**Written task**
Lines containing the word "final" are the ones to copy from the records below.

**Data records**
_ _ _
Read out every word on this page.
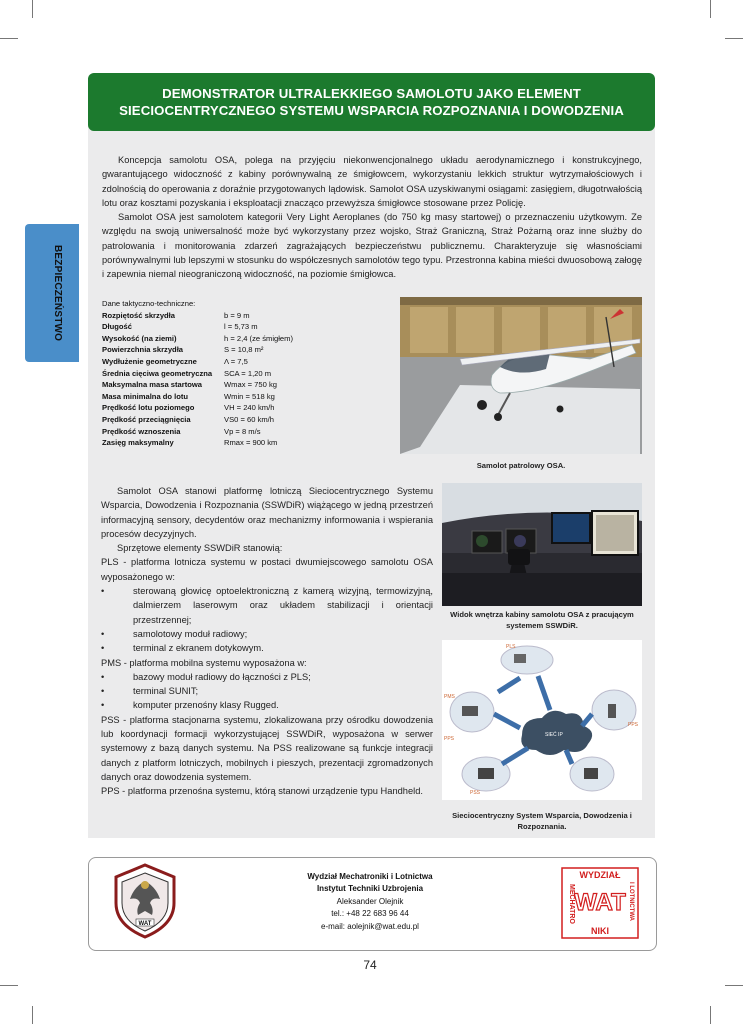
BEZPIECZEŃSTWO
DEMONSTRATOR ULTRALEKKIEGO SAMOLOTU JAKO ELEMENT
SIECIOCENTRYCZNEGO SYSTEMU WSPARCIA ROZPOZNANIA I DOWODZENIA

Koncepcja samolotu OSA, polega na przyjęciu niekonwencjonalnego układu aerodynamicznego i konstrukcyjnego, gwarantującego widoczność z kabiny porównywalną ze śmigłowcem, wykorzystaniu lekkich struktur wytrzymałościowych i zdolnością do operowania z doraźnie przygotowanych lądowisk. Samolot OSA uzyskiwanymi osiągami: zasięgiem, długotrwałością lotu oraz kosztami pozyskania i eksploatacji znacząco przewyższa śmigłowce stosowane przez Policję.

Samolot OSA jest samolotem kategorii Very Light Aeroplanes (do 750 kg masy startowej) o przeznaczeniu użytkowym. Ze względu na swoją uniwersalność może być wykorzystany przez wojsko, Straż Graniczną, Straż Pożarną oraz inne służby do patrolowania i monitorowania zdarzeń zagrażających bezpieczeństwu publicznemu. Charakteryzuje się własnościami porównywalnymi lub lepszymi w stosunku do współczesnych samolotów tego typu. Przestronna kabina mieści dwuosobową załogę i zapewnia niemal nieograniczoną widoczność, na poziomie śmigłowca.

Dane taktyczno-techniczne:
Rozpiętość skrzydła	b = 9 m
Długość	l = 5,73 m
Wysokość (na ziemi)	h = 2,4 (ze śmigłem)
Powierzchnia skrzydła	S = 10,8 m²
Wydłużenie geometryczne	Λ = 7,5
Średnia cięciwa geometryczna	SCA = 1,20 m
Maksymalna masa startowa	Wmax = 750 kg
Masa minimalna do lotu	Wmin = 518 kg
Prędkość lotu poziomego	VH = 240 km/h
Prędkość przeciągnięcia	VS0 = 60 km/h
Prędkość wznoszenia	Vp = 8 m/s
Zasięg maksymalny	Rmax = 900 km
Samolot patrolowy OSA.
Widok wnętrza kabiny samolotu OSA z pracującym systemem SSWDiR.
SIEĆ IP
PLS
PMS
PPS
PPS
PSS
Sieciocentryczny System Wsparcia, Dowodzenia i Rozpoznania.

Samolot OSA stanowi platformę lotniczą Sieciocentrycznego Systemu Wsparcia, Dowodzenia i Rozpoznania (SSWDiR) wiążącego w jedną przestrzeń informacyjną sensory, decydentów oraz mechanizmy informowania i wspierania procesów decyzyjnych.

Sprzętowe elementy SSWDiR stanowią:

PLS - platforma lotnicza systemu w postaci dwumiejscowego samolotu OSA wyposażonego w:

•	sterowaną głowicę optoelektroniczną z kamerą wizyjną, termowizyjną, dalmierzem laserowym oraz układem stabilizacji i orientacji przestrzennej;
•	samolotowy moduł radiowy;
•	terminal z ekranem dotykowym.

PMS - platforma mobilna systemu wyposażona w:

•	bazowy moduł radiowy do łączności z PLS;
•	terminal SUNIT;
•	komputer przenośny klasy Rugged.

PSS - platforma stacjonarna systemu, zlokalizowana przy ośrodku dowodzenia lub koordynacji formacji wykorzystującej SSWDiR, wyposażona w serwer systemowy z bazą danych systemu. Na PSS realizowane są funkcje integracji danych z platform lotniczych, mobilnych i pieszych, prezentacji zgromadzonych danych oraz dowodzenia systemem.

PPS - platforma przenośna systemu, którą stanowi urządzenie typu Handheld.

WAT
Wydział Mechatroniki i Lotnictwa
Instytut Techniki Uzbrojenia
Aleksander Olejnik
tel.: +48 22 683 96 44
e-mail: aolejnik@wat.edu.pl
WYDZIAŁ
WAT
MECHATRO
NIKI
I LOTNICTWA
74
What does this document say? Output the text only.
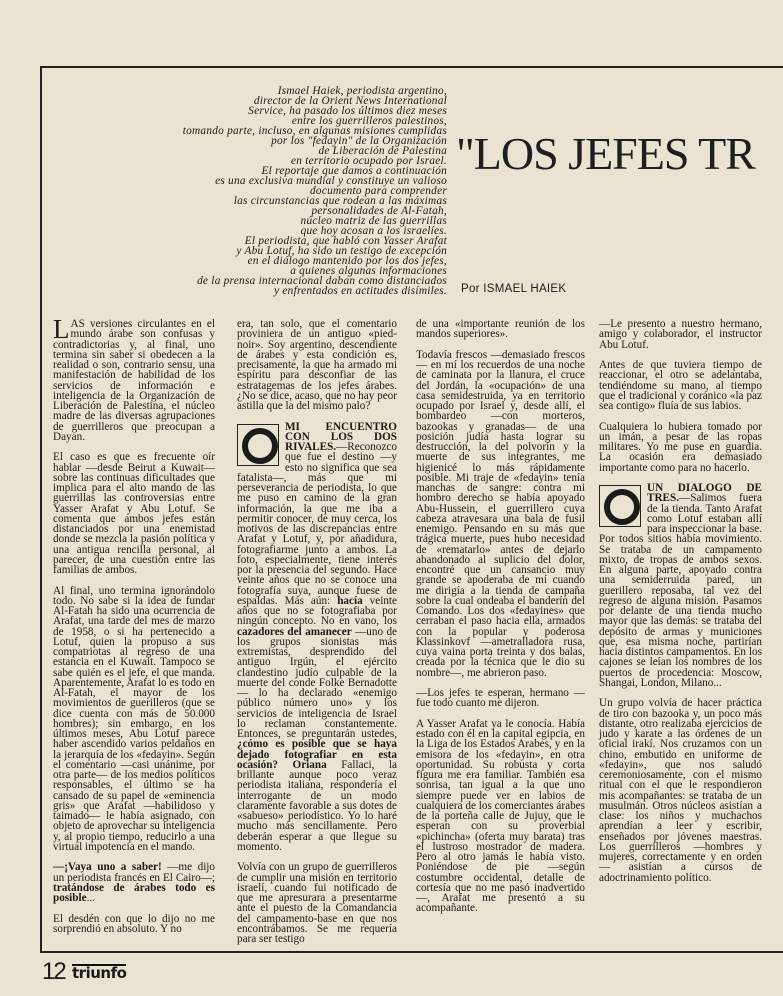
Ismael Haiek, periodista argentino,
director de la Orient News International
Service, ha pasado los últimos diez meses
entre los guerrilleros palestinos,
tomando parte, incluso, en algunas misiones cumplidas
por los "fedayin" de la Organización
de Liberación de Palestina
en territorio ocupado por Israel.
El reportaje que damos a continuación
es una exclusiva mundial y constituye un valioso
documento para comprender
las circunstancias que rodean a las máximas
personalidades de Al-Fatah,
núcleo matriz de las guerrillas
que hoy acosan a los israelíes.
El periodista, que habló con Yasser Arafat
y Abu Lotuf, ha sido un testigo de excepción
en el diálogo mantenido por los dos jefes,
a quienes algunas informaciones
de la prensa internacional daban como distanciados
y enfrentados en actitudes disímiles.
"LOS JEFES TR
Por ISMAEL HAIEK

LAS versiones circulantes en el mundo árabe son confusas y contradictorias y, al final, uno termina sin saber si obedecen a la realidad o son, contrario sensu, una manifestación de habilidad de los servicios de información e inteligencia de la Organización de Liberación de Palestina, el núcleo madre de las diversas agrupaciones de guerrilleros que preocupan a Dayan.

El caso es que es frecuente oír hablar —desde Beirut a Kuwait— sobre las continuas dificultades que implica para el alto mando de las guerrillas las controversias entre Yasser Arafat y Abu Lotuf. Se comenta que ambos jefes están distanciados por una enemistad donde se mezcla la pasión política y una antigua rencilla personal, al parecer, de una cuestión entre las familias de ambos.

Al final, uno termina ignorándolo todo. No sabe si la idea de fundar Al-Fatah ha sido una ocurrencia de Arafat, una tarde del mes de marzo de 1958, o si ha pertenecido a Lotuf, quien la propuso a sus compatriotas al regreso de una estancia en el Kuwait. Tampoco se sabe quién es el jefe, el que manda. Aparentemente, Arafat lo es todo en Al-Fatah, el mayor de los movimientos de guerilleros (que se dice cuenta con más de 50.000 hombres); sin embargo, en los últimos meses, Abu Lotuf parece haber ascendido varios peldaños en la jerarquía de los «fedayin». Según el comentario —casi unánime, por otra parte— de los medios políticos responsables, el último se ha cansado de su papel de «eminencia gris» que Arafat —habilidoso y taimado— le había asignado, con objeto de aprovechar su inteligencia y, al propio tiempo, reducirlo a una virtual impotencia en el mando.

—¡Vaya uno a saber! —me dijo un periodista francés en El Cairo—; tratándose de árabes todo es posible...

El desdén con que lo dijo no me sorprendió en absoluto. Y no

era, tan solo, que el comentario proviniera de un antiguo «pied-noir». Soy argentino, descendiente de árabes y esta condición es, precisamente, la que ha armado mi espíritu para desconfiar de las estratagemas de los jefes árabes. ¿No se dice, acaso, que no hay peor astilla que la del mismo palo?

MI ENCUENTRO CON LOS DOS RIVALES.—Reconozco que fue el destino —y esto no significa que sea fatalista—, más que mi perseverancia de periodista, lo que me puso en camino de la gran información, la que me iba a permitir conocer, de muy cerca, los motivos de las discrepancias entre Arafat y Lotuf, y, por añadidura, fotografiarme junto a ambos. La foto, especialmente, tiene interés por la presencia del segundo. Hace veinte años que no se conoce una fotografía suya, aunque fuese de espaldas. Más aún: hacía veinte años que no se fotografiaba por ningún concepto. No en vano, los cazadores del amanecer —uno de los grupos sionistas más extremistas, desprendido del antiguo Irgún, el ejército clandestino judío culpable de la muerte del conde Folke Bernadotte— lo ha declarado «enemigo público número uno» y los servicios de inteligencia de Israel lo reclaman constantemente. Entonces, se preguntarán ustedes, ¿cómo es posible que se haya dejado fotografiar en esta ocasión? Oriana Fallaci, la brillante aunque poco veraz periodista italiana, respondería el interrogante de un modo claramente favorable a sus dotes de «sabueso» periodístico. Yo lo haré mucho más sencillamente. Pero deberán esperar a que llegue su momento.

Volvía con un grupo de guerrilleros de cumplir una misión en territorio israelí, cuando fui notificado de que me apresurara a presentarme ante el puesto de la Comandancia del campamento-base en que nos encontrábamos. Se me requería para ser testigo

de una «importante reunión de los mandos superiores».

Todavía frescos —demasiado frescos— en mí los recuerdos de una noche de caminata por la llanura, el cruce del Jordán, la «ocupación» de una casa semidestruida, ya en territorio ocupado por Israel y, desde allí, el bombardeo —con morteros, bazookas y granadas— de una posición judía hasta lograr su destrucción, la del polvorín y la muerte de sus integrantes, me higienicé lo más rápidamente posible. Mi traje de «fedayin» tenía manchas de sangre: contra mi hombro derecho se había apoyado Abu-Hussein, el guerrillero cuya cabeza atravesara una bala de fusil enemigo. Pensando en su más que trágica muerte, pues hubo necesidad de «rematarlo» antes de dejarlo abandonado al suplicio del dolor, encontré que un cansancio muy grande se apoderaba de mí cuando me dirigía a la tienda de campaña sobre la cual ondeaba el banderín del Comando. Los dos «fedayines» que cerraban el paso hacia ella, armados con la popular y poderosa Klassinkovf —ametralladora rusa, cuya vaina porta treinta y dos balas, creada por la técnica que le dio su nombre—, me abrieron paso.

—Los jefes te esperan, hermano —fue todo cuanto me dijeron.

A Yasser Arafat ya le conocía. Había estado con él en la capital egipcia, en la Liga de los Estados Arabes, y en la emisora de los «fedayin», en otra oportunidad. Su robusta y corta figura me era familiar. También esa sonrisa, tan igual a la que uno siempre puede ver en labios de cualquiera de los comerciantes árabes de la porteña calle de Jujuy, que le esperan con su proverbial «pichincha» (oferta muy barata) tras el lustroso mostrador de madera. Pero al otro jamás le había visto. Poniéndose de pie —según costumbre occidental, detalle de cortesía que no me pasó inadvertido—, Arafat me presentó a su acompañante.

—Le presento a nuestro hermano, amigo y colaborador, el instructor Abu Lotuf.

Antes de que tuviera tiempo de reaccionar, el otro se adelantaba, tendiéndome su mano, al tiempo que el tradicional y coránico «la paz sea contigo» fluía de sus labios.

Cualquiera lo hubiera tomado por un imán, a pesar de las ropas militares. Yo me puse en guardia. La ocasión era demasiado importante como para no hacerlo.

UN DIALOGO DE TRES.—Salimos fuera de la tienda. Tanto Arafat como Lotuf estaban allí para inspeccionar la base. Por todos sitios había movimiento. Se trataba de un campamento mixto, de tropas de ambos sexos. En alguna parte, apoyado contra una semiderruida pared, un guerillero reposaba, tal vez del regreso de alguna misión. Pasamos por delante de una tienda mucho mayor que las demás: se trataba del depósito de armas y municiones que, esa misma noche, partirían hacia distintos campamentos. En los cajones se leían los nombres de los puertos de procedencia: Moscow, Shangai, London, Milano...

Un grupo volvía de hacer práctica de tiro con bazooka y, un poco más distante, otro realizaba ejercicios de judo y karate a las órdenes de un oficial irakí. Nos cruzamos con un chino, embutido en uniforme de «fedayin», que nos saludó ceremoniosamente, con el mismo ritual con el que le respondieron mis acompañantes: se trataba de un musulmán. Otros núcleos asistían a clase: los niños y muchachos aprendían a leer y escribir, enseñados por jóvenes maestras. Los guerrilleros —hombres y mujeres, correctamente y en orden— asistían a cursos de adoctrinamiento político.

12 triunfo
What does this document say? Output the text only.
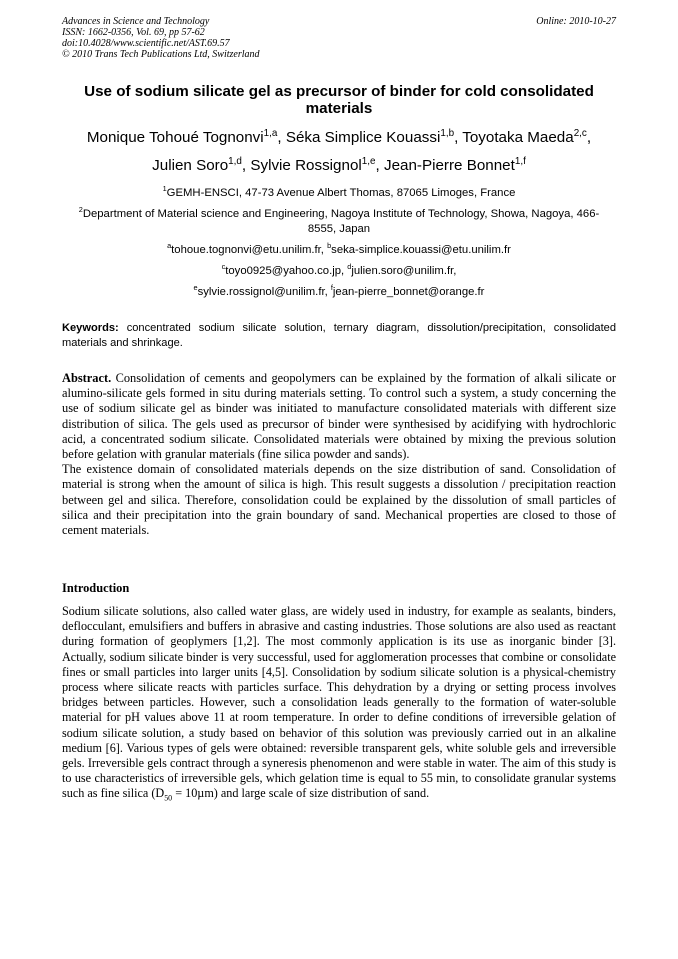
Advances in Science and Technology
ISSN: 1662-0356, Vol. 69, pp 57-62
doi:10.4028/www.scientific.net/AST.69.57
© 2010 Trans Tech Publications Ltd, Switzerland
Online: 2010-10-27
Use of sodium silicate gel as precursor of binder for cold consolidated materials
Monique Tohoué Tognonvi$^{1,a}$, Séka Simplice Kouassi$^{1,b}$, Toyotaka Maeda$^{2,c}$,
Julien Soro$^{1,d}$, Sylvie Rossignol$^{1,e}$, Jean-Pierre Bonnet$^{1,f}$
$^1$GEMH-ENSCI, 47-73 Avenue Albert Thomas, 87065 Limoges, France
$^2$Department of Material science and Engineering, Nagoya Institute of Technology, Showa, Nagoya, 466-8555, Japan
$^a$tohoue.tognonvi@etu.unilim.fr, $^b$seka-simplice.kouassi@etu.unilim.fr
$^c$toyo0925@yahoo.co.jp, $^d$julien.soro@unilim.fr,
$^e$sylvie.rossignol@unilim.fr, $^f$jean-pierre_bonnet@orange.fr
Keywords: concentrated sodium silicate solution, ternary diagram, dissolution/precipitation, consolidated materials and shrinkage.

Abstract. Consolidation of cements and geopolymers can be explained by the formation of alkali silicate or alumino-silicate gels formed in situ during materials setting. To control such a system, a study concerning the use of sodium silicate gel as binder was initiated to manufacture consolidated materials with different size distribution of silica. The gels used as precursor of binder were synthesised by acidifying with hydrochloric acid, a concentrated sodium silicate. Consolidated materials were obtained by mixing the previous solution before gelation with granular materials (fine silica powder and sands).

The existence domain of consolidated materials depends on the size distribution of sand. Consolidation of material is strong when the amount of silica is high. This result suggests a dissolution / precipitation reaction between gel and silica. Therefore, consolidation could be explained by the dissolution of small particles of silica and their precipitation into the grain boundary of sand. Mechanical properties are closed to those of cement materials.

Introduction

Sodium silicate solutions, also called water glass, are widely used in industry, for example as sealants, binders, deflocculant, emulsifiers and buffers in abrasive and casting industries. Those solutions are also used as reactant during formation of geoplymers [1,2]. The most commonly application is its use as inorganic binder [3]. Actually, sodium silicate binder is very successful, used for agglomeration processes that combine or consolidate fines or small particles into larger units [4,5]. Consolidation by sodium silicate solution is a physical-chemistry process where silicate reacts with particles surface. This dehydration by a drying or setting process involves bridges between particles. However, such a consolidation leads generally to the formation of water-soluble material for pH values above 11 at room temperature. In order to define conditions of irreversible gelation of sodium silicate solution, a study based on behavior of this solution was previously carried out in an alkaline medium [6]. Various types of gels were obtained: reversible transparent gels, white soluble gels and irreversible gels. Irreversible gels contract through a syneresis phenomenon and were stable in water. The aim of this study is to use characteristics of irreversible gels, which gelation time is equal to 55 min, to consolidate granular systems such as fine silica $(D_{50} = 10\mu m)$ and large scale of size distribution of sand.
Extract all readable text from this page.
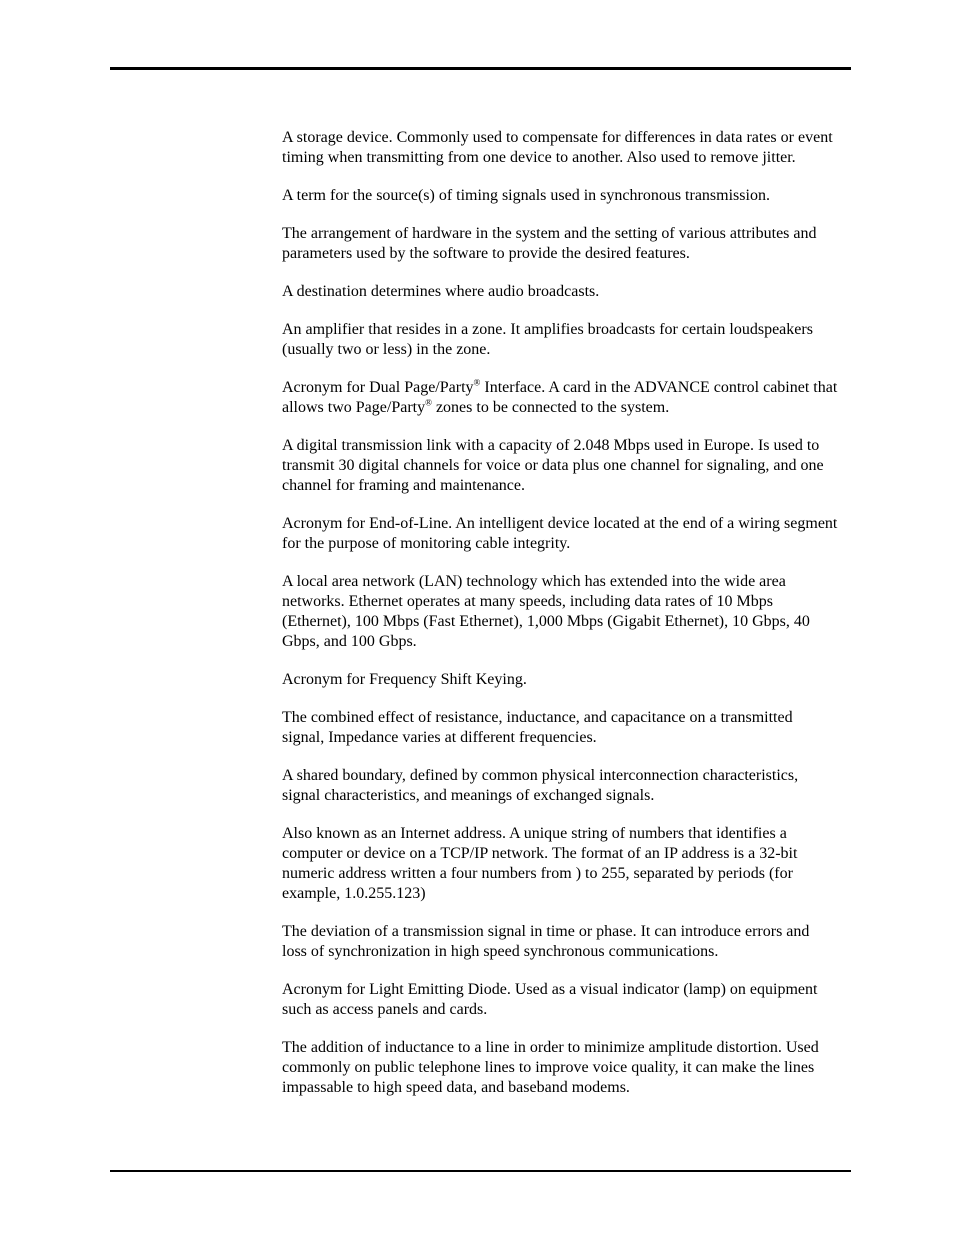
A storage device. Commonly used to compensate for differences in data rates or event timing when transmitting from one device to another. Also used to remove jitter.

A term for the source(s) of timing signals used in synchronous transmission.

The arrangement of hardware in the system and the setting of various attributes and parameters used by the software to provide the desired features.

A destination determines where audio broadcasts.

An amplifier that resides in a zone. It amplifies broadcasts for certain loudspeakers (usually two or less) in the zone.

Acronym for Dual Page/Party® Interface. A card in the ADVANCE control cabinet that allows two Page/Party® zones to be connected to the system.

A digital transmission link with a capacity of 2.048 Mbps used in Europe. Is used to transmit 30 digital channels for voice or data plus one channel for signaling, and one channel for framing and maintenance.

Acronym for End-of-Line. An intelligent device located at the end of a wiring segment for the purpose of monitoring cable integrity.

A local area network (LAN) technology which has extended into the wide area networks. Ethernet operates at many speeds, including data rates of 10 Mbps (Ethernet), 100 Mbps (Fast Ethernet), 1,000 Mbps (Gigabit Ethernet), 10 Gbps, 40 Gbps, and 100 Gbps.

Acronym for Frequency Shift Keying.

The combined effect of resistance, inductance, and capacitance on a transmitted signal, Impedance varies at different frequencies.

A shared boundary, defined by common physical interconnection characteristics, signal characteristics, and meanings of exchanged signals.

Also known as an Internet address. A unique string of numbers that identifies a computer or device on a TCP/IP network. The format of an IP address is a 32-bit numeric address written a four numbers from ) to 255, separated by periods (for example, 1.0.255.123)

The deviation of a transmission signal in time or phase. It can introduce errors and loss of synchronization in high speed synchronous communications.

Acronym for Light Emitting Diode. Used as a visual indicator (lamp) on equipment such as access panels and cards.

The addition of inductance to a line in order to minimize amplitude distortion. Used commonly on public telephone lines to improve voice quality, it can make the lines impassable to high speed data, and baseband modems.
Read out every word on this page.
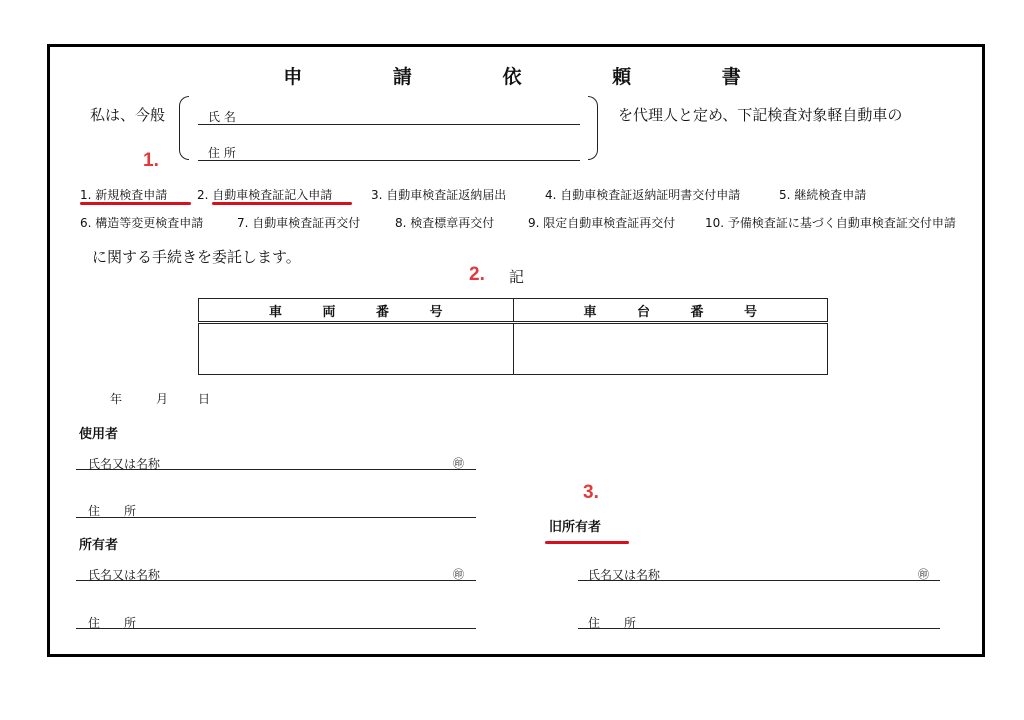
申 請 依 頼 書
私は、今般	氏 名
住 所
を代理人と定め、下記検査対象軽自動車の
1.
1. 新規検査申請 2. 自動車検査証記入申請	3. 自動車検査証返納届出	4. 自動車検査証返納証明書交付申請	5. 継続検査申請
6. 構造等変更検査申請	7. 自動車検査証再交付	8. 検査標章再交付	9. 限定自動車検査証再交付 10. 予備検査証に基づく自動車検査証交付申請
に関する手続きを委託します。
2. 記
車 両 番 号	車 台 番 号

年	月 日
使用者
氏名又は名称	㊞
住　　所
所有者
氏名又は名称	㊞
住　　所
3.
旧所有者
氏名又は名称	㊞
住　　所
_ _ _
**The solution**
LAS versiones circulantes en el mundo árabe son confusas y contradictorias y, al final, uno termina sin saber si obedecen a la realidad o son, contrario sensu, una manifestación de habilidad de los servicios de información e inteligencia de la Organización de Liberación de Palestina, el núcleo madre de las diversas agrupaciones de guerrilleros que preocupan a Dayan.
Al final, uno termina ignorándolo todo. No sabe si la idea de fundar Al-Fatah ha sido una ocurrencia de Arafat, una tarde del mes de marzo de 1958, o si ha pertenecido a Lotuf, quien la propuso a sus compatriotas al regreso de una estancia en el Kuwait. Tampoco se sabe quién es el jefe, el que manda. Aparentemente, Arafat lo es todo en Al-Fatah, el mayor de los movimientos de guerilleros (que se dice cuenta con más de 50.000 hombres); sin embargo, en los últimos meses, Abu Lotuf parece haber ascendido varios peldaños en la jerarquía de los «fedayin». Según el comentario —casi unánime, por otra parte— de los medios políticos responsables, el último se ha cansado de su papel de «eminencia gris» que Arafat —habilidoso y taimado— le había asignado, con objeto de aprovechar su inteligencia y, al propio tiempo, reducirlo a una virtual impotencia en el mando.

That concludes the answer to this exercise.